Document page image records
....................
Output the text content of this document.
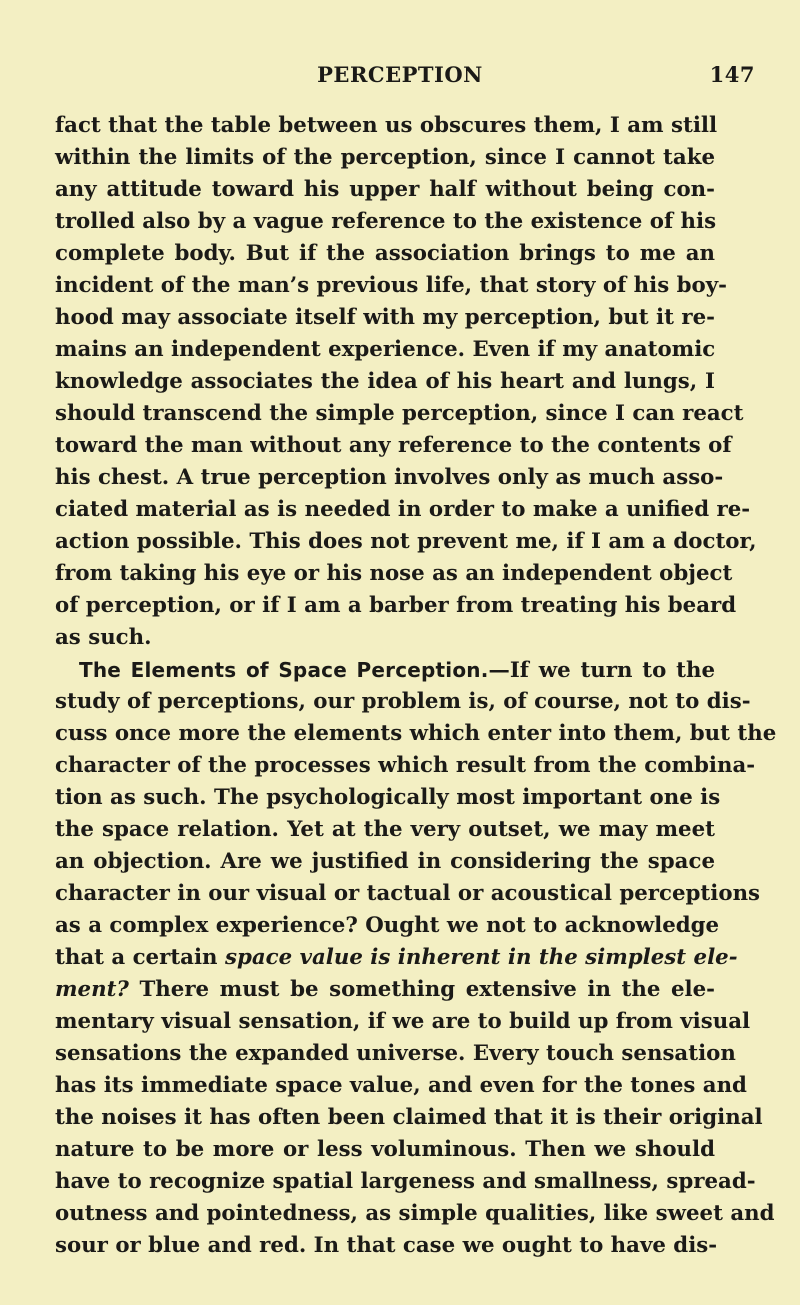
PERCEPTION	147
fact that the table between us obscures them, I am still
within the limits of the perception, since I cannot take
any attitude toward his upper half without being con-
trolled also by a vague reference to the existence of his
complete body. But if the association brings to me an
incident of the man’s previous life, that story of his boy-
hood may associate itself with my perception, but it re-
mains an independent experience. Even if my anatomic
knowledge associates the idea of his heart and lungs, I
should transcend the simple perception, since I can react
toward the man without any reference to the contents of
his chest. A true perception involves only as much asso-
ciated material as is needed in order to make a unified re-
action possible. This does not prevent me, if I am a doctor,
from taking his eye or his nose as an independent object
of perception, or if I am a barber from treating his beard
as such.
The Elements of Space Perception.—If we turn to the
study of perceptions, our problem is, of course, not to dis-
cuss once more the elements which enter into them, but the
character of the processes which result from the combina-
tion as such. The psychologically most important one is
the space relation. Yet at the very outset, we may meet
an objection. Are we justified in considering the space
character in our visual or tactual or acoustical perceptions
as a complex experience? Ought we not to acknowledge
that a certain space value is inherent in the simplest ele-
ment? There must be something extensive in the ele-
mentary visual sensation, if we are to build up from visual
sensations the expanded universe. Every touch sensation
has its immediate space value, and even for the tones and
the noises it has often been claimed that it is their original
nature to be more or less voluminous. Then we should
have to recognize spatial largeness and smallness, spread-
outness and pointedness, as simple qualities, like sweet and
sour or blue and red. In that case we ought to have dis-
....................
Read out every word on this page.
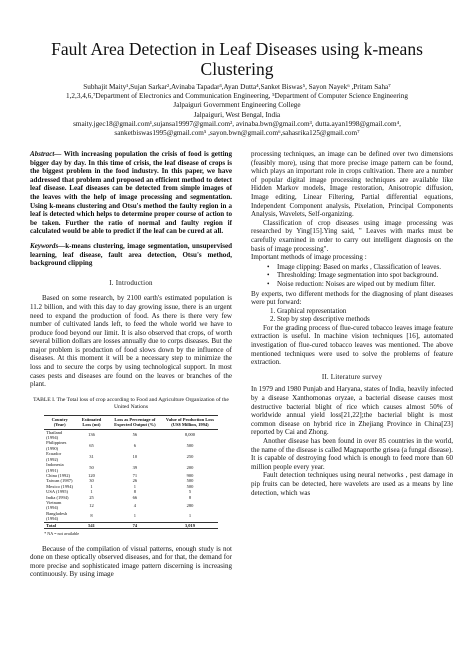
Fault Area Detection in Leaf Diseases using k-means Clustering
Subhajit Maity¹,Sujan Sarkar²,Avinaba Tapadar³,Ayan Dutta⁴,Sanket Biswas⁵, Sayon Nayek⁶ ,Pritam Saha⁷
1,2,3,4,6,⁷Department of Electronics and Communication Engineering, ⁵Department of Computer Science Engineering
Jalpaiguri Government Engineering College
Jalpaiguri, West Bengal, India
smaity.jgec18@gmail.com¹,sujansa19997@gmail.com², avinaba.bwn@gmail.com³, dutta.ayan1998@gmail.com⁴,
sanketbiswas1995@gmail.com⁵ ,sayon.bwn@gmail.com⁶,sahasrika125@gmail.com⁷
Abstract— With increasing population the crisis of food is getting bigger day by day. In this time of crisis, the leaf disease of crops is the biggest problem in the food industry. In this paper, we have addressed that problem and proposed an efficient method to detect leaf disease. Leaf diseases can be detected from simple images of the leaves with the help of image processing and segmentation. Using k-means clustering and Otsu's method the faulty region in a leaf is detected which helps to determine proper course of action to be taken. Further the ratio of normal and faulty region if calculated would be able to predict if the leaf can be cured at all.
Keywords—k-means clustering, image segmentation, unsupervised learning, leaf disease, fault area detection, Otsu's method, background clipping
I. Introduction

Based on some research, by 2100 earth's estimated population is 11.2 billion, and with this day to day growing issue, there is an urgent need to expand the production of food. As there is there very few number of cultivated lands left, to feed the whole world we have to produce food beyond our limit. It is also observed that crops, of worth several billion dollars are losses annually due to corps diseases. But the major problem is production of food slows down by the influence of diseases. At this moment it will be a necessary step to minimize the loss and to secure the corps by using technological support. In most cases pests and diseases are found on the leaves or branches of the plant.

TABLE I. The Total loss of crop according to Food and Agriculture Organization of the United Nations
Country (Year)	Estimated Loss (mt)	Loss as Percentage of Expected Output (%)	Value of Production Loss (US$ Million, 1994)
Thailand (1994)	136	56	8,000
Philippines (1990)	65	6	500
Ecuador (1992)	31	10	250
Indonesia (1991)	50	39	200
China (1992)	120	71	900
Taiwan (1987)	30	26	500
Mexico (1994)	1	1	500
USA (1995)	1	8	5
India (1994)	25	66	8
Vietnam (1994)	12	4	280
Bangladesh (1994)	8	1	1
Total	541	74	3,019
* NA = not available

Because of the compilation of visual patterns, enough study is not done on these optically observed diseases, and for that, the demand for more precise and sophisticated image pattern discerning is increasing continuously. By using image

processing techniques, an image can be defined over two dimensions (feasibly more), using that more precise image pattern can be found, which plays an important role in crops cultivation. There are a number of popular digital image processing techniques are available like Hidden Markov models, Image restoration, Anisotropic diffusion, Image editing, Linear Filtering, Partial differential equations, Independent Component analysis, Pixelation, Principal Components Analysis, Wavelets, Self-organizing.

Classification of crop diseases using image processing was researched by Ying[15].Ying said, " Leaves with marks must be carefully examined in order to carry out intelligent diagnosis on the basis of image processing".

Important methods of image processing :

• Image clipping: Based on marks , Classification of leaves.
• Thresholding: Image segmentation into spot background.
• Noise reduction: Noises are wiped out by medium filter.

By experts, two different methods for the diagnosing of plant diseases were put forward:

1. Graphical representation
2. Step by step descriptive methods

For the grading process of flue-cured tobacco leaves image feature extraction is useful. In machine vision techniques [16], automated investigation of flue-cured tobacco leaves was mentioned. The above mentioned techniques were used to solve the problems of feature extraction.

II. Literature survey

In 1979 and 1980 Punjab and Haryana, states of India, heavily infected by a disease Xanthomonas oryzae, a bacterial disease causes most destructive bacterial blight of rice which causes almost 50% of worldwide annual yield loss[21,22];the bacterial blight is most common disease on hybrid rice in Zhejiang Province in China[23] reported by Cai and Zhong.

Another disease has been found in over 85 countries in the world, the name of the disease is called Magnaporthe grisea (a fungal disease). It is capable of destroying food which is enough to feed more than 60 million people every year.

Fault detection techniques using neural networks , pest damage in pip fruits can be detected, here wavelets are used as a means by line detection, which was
....................
TASK OBJECTIVE:
Find the lines above that contain "into" and report their number, without comment.

ANSWER AREA:
2